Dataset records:

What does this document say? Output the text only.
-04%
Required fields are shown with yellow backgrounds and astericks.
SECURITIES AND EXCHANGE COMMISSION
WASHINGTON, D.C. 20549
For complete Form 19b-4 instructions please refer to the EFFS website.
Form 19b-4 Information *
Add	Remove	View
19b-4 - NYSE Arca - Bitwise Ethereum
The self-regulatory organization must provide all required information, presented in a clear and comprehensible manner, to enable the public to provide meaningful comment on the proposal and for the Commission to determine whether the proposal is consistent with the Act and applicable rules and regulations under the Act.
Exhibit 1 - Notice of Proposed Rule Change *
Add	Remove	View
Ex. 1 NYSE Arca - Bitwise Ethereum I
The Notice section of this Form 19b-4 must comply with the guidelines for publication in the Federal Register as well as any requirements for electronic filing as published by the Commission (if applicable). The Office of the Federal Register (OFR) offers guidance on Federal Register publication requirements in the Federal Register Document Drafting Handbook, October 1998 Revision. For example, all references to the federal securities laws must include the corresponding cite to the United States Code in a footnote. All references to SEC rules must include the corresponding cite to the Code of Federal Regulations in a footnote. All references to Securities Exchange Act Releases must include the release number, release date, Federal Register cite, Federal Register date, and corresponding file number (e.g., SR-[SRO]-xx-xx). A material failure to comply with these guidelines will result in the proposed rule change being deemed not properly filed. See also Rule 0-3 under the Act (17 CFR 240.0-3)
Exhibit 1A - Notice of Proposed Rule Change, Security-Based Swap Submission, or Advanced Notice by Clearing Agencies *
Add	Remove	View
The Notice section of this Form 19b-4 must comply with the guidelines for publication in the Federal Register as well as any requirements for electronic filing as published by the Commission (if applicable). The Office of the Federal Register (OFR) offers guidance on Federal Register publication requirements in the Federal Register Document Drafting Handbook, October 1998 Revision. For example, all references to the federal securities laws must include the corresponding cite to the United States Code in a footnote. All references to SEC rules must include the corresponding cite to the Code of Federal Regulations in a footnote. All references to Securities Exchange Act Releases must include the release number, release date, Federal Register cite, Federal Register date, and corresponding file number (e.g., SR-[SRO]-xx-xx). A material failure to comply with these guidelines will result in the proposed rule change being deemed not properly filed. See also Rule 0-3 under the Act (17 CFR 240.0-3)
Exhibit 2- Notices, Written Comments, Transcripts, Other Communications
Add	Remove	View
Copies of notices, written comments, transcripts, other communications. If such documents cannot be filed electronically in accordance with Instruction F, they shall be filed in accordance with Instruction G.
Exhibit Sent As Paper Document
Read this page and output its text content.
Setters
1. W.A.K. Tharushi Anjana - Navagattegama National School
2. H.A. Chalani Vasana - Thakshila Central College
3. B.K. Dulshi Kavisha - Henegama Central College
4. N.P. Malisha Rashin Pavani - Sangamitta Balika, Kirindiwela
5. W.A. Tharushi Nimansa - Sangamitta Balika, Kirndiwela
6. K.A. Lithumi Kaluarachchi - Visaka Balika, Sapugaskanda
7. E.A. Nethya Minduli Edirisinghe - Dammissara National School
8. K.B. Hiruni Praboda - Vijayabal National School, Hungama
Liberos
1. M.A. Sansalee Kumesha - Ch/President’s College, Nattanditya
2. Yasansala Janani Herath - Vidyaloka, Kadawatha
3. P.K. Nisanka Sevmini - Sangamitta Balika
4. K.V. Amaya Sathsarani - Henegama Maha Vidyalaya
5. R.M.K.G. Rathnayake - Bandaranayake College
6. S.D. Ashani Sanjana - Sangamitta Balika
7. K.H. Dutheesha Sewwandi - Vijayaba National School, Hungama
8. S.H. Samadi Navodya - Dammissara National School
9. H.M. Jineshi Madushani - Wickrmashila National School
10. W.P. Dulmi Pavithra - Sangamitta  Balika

REQUIREMENT >> Extract, unchanged, the closing run of lines that opens with the line containing "Read this page and output its text content." and ends with the last line.

COMPLETE OUTPUT >>
Read this page and output its text content.
Setters
1. W.A.K. Tharushi Anjana - Navagattegama National School
2. H.A. Chalani Vasana - Thakshila Central College
3. B.K. Dulshi Kavisha - Henegama Central College
4. N.P. Malisha Rashin Pavani - Sangamitta Balika, Kirindiwela
5. W.A. Tharushi Nimansa - Sangamitta Balika, Kirndiwela
6. K.A. Lithumi Kaluarachchi - Visaka Balika, Sapugaskanda
7. E.A. Nethya Minduli Edirisinghe - Dammissara National School
8. K.B. Hiruni Praboda - Vijayabal National School, Hungama
Liberos
1. M.A. Sansalee Kumesha - Ch/President’s College, Nattanditya
2. Yasansala Janani Herath - Vidyaloka, Kadawatha
3. P.K. Nisanka Sevmini - Sangamitta Balika
4. K.V. Amaya Sathsarani - Henegama Maha Vidyalaya
5. R.M.K.G. Rathnayake - Bandaranayake College
6. S.D. Ashani Sanjana - Sangamitta Balika
7. K.H. Dutheesha Sewwandi - Vijayaba National School, Hungama
8. S.H. Samadi Navodya - Dammissara National School
9. H.M. Jineshi Madushani - Wickrmashila National School
10. W.P. Dulmi Pavithra - Sangamitta  Balika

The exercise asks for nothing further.